--- Task data ---

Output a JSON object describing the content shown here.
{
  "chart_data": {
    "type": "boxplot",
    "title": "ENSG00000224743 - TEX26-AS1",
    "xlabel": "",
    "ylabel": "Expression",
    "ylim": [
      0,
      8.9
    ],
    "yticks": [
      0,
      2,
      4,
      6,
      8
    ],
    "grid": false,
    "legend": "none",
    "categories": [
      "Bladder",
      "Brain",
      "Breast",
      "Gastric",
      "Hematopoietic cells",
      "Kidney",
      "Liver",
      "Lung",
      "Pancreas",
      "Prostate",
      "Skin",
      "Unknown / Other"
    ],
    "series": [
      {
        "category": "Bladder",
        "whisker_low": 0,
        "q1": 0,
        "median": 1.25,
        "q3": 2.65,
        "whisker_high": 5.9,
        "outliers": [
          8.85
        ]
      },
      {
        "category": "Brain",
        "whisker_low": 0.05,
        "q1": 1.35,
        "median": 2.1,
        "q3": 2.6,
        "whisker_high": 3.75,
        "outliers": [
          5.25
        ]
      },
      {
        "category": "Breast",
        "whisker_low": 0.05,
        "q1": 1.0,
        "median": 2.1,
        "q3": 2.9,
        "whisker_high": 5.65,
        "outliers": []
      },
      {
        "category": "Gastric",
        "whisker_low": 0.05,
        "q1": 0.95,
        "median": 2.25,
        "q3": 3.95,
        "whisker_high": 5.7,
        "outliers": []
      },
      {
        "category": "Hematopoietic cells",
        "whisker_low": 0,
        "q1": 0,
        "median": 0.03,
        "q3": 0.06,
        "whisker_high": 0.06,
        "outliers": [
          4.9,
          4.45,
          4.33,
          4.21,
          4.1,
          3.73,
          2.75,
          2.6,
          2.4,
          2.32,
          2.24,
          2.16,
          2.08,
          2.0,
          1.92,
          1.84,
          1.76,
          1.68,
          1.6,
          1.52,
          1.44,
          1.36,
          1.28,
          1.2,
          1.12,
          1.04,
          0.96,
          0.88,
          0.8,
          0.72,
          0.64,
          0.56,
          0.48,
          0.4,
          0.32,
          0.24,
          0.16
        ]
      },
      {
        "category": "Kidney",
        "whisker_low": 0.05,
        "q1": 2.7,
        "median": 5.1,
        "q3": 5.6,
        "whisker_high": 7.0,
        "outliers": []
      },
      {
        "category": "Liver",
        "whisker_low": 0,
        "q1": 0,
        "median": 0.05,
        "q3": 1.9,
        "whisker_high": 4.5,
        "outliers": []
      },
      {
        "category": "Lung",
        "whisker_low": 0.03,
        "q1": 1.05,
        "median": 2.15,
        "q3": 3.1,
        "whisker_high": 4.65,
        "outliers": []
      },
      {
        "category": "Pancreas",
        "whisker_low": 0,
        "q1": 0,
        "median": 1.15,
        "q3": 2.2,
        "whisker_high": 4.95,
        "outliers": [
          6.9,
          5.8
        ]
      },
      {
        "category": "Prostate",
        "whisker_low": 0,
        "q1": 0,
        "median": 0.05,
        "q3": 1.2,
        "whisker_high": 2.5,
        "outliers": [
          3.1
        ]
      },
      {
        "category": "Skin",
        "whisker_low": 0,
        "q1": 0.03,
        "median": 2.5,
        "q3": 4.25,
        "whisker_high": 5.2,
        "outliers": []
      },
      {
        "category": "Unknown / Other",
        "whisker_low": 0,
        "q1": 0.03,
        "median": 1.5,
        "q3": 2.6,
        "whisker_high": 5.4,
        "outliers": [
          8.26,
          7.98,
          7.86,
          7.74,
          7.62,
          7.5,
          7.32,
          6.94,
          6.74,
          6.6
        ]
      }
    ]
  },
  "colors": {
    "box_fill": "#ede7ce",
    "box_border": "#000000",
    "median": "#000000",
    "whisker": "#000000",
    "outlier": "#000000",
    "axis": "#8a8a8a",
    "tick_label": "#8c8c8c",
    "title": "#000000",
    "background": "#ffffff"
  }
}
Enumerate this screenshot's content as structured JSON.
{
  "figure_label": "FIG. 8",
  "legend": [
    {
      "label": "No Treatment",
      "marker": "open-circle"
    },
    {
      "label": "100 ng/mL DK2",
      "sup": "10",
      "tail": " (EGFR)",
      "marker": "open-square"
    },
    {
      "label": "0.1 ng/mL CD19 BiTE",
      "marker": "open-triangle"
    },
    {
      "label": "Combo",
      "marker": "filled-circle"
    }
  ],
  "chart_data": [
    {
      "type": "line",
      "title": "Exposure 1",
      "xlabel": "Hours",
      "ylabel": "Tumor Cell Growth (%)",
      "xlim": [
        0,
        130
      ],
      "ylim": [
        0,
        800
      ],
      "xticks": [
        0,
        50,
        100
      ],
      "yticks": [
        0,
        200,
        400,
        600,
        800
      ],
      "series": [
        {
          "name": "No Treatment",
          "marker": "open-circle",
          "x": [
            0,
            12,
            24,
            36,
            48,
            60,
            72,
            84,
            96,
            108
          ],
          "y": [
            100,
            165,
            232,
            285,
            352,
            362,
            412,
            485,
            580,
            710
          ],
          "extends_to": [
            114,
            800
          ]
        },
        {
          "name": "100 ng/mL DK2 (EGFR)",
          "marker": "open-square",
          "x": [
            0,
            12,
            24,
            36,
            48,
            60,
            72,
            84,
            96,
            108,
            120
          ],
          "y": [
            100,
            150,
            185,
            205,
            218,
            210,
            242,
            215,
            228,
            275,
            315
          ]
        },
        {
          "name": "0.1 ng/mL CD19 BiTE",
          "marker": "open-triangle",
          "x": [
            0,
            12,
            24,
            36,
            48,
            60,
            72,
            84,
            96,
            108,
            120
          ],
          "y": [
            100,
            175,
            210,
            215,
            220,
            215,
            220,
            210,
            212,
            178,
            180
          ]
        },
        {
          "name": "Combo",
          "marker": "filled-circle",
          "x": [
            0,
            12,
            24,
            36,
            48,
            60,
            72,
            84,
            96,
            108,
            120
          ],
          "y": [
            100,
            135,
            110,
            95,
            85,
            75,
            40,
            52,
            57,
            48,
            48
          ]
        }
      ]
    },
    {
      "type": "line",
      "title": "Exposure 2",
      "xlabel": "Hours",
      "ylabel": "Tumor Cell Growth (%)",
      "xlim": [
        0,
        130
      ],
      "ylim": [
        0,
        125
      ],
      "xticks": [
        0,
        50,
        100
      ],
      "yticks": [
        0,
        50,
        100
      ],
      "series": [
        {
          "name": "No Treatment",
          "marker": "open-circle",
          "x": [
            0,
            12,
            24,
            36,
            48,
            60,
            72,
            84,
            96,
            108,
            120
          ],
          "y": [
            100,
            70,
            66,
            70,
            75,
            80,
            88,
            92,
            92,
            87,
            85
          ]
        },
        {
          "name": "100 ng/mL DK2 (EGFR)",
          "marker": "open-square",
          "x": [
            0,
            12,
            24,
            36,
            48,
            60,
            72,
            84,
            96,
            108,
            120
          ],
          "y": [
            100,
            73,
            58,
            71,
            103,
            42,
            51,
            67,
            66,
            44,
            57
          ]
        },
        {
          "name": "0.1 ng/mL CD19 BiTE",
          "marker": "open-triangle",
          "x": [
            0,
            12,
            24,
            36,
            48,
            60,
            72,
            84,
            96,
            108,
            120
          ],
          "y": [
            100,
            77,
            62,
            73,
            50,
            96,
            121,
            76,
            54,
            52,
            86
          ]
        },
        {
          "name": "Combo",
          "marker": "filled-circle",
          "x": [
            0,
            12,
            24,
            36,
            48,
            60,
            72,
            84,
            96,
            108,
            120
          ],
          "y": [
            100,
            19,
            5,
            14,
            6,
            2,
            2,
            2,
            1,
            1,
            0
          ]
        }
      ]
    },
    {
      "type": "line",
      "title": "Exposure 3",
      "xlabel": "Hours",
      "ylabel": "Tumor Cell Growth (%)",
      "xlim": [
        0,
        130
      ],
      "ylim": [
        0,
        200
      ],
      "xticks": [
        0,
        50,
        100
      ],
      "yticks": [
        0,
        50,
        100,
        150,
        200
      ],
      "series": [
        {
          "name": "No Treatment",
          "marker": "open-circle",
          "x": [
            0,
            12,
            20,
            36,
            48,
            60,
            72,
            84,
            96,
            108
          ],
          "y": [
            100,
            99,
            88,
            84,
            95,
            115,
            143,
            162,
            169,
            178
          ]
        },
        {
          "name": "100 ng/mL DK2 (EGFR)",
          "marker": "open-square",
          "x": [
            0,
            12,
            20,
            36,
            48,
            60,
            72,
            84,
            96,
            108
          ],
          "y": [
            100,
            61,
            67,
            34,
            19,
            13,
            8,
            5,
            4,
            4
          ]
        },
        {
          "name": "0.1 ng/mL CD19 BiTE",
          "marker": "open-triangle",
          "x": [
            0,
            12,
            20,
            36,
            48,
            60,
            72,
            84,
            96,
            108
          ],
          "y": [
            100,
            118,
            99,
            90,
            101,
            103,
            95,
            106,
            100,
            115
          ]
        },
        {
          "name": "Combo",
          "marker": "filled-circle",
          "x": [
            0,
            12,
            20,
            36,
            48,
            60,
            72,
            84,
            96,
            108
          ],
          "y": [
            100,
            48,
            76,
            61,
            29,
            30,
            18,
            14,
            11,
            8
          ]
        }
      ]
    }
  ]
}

---

_To do:_
Across all the entries, count the lines that contain the word "Exposure" and give the number by itself.

_Solution for this exercise:_
3